▸ WRITTEN PROBLEM
Find the word "structured" in the records below. List each line containing it.

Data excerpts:
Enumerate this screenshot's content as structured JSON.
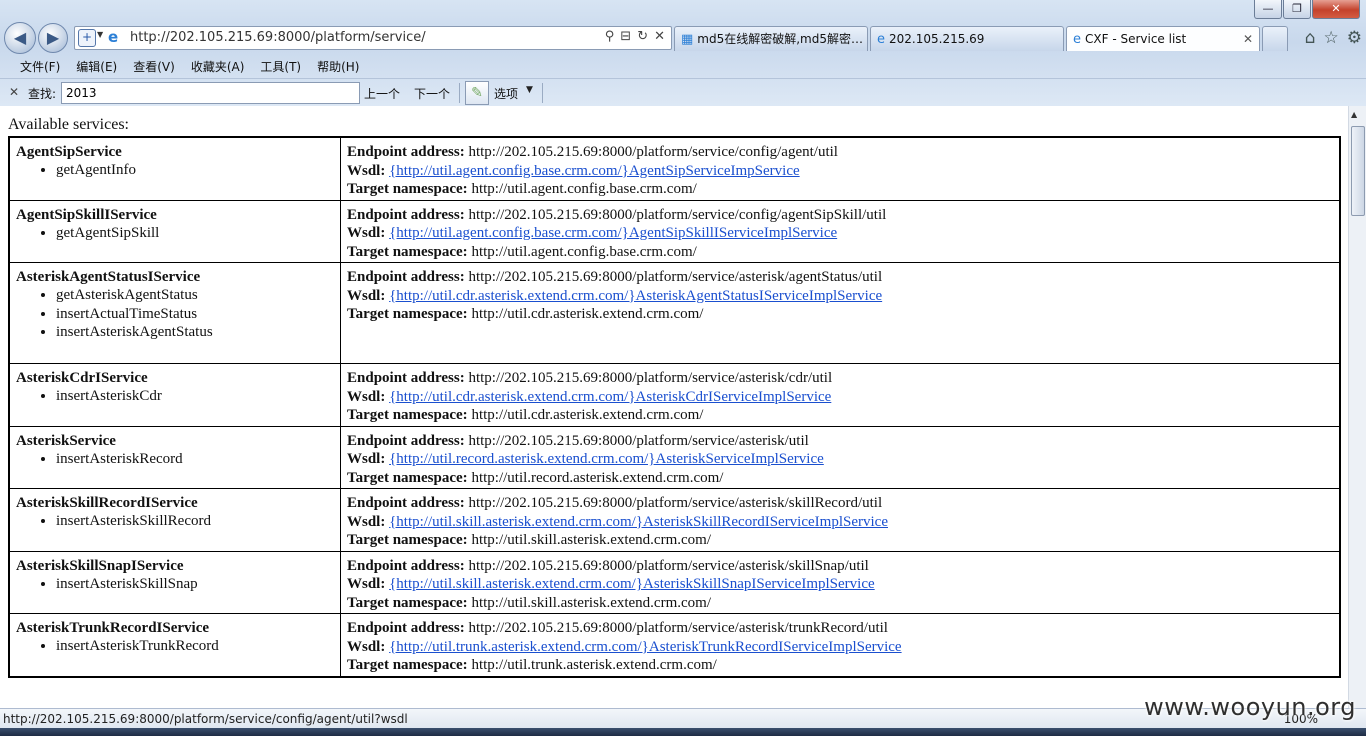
{
  "window": {
    "minimize": "—",
    "maximize": "❐",
    "close": "✕"
  },
  "address_bar": {
    "url": "http://202.105.215.69:8000/platform/service/",
    "compat_icon": "+",
    "search_icon": "⚲",
    "refresh_icon": "↻",
    "stop_icon": "✕"
  },
  "tabs": [
    {
      "label": "md5在线解密破解,md5解密…",
      "icon": "grid-icon",
      "active": false
    },
    {
      "label": "202.105.215.69",
      "icon": "ie-icon",
      "active": false
    },
    {
      "label": "CXF - Service list",
      "icon": "ie-icon",
      "active": true
    }
  ],
  "toolbar_icons": {
    "home": "⌂",
    "favorites": "☆",
    "settings": "⚙"
  },
  "menu": [
    "文件(F)",
    "编辑(E)",
    "查看(V)",
    "收藏夹(A)",
    "工具(T)",
    "帮助(H)"
  ],
  "find_bar": {
    "label": "查找:",
    "value": "2013",
    "prev": "上一个",
    "next": "下一个",
    "options": "选项"
  },
  "page": {
    "title": "Available services:",
    "labels": {
      "endpoint": "Endpoint address:",
      "wsdl": "Wsdl:",
      "namespace": "Target namespace:"
    },
    "services": [
      {
        "name": "AgentSipService",
        "operations": [
          "getAgentInfo"
        ],
        "endpoint": "http://202.105.215.69:8000/platform/service/config/agent/util",
        "wsdl": "{http://util.agent.config.base.crm.com/}AgentSipServiceImpService",
        "namespace": "http://util.agent.config.base.crm.com/"
      },
      {
        "name": "AgentSipSkillIService",
        "operations": [
          "getAgentSipSkill"
        ],
        "endpoint": "http://202.105.215.69:8000/platform/service/config/agentSipSkill/util",
        "wsdl": "{http://util.agent.config.base.crm.com/}AgentSipSkillIServiceImplService",
        "namespace": "http://util.agent.config.base.crm.com/"
      },
      {
        "name": "AsteriskAgentStatusIService",
        "operations": [
          "getAsteriskAgentStatus",
          "insertActualTimeStatus",
          "insertAsteriskAgentStatus"
        ],
        "endpoint": "http://202.105.215.69:8000/platform/service/asterisk/agentStatus/util",
        "wsdl": "{http://util.cdr.asterisk.extend.crm.com/}AsteriskAgentStatusIServiceImplService",
        "namespace": "http://util.cdr.asterisk.extend.crm.com/"
      },
      {
        "name": "AsteriskCdrIService",
        "operations": [
          "insertAsteriskCdr"
        ],
        "endpoint": "http://202.105.215.69:8000/platform/service/asterisk/cdr/util",
        "wsdl": "{http://util.cdr.asterisk.extend.crm.com/}AsteriskCdrIServiceImplService",
        "namespace": "http://util.cdr.asterisk.extend.crm.com/"
      },
      {
        "name": "AsteriskService",
        "operations": [
          "insertAsteriskRecord"
        ],
        "endpoint": "http://202.105.215.69:8000/platform/service/asterisk/util",
        "wsdl": "{http://util.record.asterisk.extend.crm.com/}AsteriskServiceImplService",
        "namespace": "http://util.record.asterisk.extend.crm.com/"
      },
      {
        "name": "AsteriskSkillRecordIService",
        "operations": [
          "insertAsteriskSkillRecord"
        ],
        "endpoint": "http://202.105.215.69:8000/platform/service/asterisk/skillRecord/util",
        "wsdl": "{http://util.skill.asterisk.extend.crm.com/}AsteriskSkillRecordIServiceImplService",
        "namespace": "http://util.skill.asterisk.extend.crm.com/"
      },
      {
        "name": "AsteriskSkillSnapIService",
        "operations": [
          "insertAsteriskSkillSnap"
        ],
        "endpoint": "http://202.105.215.69:8000/platform/service/asterisk/skillSnap/util",
        "wsdl": "{http://util.skill.asterisk.extend.crm.com/}AsteriskSkillSnapIServiceImplService",
        "namespace": "http://util.skill.asterisk.extend.crm.com/"
      },
      {
        "name": "AsteriskTrunkRecordIService",
        "operations": [
          "insertAsteriskTrunkRecord"
        ],
        "endpoint": "http://202.105.215.69:8000/platform/service/asterisk/trunkRecord/util",
        "wsdl": "{http://util.trunk.asterisk.extend.crm.com/}AsteriskTrunkRecordIServiceImplService",
        "namespace": "http://util.trunk.asterisk.extend.crm.com/"
      }
    ]
  },
  "status_bar": {
    "url": "http://202.105.215.69:8000/platform/service/config/agent/util?wsdl",
    "zoom": "100%"
  },
  "watermark": "www.wooyun.org",
  "colors": {
    "link": "#1a4fcf",
    "chrome": "#d7e4f3",
    "close_button": "#c4422c"
  }
}
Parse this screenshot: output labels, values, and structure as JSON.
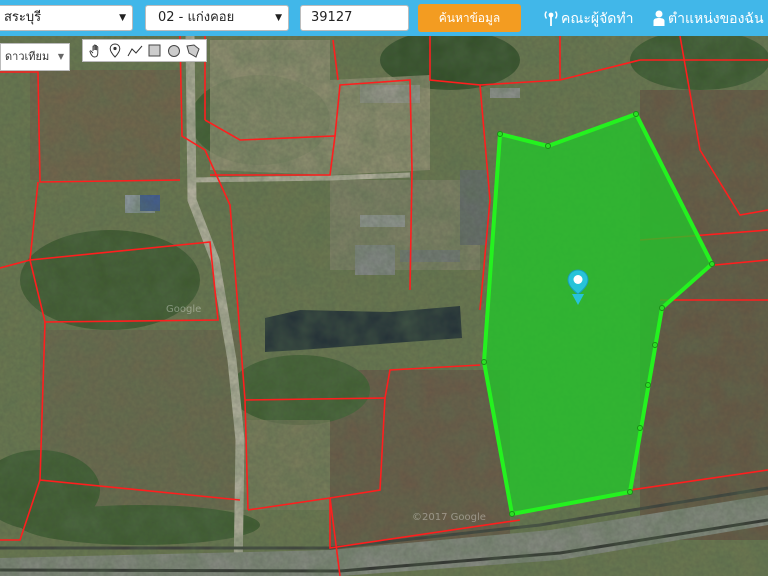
{
  "topbar": {
    "province_select": "สระบุรี",
    "district_select": "02 - แก่งคอย",
    "deed_number_value": "39127",
    "search_button": "ค้นหาข้อมูล",
    "developers_link": "คณะผู้จัดทำ",
    "my_location_link": "ตำแหน่งของฉัน"
  },
  "map_controls": {
    "map_type_select": "ดาวเทียม",
    "draw_tools": [
      "hand-icon",
      "marker-icon",
      "polyline-icon",
      "rectangle-icon",
      "circle-icon",
      "polygon-icon"
    ]
  },
  "map": {
    "watermarks": [
      "Google",
      "©2017 Google"
    ],
    "parcel_border_color": "#ff1e1e",
    "selected_parcel_fill": "#22c52a",
    "selected_parcel_stroke": "#24f21f",
    "marker_color": "#27c3d9"
  }
}
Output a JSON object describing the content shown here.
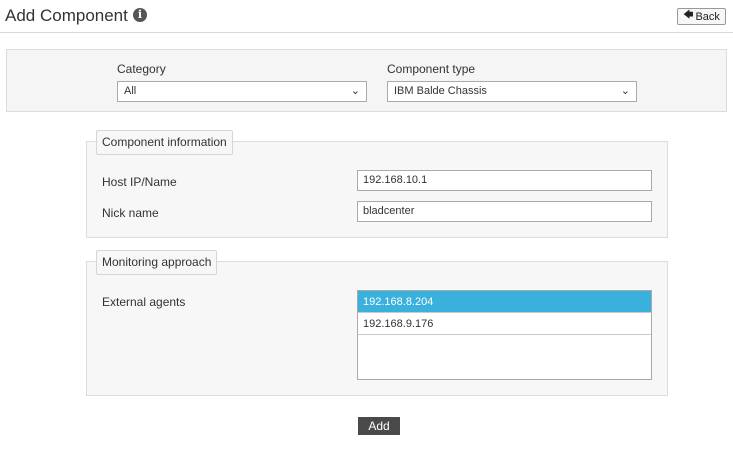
{
  "header": {
    "title": "Add Component",
    "info_icon": "info-icon",
    "back_label": "Back",
    "back_icon": "arrow-left-icon"
  },
  "filters": {
    "category_label": "Category",
    "category_value": "All",
    "component_type_label": "Component type",
    "component_type_value": "IBM Balde Chassis"
  },
  "component_info": {
    "legend": "Component information",
    "host_label": "Host IP/Name",
    "host_value": "192.168.10.1",
    "nick_label": "Nick name",
    "nick_value": "bladcenter"
  },
  "monitoring": {
    "legend": "Monitoring approach",
    "agents_label": "External agents",
    "agents": [
      {
        "label": "192.168.8.204",
        "selected": true
      },
      {
        "label": "192.168.9.176",
        "selected": false
      }
    ]
  },
  "actions": {
    "add_label": "Add"
  },
  "colors": {
    "selected_row": "#3ab0dc",
    "add_button": "#4a4a4a"
  }
}
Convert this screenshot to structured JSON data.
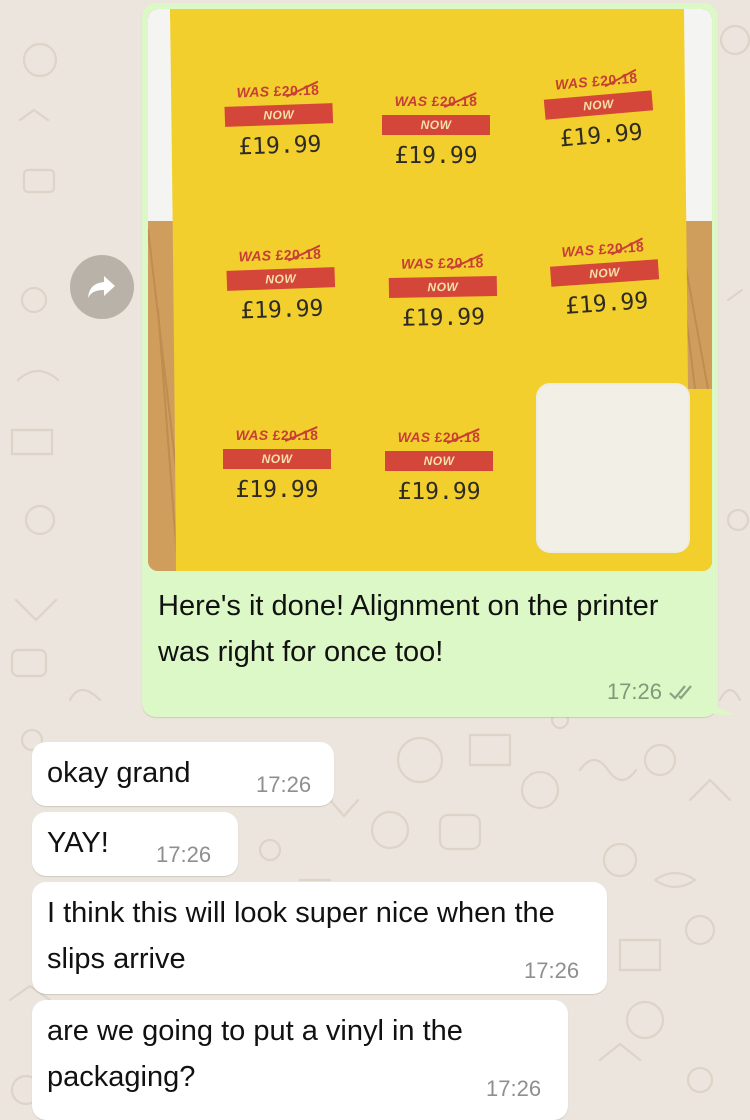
{
  "outgoing": {
    "image": {
      "labels": [
        {
          "was": "WAS",
          "old_price": "£20.18",
          "now": "NOW",
          "price": "£19.99"
        },
        {
          "was": "WAS",
          "old_price": "£20.18",
          "now": "NOW",
          "price": "£19.99"
        },
        {
          "was": "WAS",
          "old_price": "£20.18",
          "now": "NOW",
          "price": "£19.99"
        },
        {
          "was": "WAS",
          "old_price": "£20.18",
          "now": "NOW",
          "price": "£19.99"
        },
        {
          "was": "WAS",
          "old_price": "£20.18",
          "now": "NOW",
          "price": "£19.99"
        },
        {
          "was": "WAS",
          "old_price": "£20.18",
          "now": "NOW",
          "price": "£19.99"
        },
        {
          "was": "WAS",
          "old_price": "£20.18",
          "now": "NOW",
          "price": "£19.99"
        },
        {
          "was": "WAS",
          "old_price": "£20.18",
          "now": "NOW",
          "price": "£19.99"
        }
      ]
    },
    "text": "Here's it done! Alignment on the printer was right for once too!",
    "time": "17:26",
    "status_icon": "double-check-icon"
  },
  "incoming": [
    {
      "text": "okay grand",
      "time": "17:26"
    },
    {
      "text": "YAY!",
      "time": "17:26"
    },
    {
      "text": "I think this will look super nice when the slips arrive",
      "time": "17:26"
    },
    {
      "text": "are we going to put a vinyl in the packaging?",
      "time": "17:26"
    }
  ],
  "colors": {
    "chat_background": "#ece5dd",
    "outgoing_bubble": "#dcf8c6",
    "incoming_bubble": "#ffffff",
    "label_sheet": "#f3cf2e",
    "now_bar": "#d4463a"
  }
}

▸ COMPLETE ANSWER
Enumerate this screenshot's content as structured JSON.
Convert this screenshot to structured JSON data.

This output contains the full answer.